» **PROBLEM REQUIREMENTS**:
Copy every line of the entries that includes the word "text".

» **RECORD LIST**:
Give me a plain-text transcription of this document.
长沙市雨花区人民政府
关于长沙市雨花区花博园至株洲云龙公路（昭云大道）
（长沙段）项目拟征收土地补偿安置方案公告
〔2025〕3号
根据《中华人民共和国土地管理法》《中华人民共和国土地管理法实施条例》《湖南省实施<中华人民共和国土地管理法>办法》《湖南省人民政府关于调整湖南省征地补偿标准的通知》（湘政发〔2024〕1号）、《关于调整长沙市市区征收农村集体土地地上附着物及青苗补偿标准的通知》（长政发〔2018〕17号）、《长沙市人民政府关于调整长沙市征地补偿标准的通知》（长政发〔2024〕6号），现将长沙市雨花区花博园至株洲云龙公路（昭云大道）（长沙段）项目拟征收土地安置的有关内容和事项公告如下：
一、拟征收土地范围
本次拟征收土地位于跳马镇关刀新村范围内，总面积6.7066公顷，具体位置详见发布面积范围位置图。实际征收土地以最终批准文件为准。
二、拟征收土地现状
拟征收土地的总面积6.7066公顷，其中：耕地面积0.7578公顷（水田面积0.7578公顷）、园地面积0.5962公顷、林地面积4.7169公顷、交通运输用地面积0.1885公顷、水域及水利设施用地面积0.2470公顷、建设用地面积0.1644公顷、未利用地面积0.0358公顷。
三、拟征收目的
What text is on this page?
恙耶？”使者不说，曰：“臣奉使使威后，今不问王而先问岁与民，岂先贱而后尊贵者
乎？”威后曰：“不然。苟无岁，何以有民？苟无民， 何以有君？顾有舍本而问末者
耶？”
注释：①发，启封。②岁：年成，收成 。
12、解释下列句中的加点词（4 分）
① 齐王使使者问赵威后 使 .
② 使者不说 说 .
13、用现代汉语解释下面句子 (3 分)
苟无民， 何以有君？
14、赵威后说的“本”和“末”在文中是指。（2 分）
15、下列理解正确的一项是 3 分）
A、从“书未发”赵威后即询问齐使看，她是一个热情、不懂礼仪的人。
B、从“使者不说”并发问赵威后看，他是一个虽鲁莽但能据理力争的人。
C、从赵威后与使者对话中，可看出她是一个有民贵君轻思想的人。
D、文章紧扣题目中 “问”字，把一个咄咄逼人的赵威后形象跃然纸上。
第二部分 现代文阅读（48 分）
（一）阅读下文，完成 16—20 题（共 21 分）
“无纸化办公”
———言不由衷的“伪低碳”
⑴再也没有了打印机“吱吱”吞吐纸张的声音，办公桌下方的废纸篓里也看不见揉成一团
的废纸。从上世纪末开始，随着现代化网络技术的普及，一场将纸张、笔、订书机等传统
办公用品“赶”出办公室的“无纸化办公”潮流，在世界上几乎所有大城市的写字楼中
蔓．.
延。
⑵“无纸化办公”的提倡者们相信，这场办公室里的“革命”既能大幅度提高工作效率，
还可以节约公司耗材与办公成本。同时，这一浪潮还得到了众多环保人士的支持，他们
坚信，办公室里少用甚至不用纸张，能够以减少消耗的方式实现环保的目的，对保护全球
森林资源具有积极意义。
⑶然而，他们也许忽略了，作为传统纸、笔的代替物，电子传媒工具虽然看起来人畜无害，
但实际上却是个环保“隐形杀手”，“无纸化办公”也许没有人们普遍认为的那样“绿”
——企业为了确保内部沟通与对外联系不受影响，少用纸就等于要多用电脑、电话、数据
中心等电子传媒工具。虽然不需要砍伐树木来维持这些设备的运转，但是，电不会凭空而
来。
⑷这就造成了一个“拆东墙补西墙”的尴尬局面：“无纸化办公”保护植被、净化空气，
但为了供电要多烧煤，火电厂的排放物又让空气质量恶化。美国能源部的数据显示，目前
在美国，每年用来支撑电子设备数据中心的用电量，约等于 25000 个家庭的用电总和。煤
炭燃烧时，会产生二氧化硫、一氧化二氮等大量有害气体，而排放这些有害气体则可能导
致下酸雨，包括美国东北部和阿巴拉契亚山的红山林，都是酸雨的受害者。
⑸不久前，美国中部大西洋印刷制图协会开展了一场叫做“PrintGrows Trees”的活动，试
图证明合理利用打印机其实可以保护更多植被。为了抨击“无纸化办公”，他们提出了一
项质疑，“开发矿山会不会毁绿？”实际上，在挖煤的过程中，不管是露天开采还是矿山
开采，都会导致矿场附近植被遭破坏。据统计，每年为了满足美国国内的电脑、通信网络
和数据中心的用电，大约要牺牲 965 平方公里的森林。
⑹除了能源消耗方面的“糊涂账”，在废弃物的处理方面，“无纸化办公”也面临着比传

» **THE OUTPUT**:
Give me a plain-text transcription of this document.
What text is on this page?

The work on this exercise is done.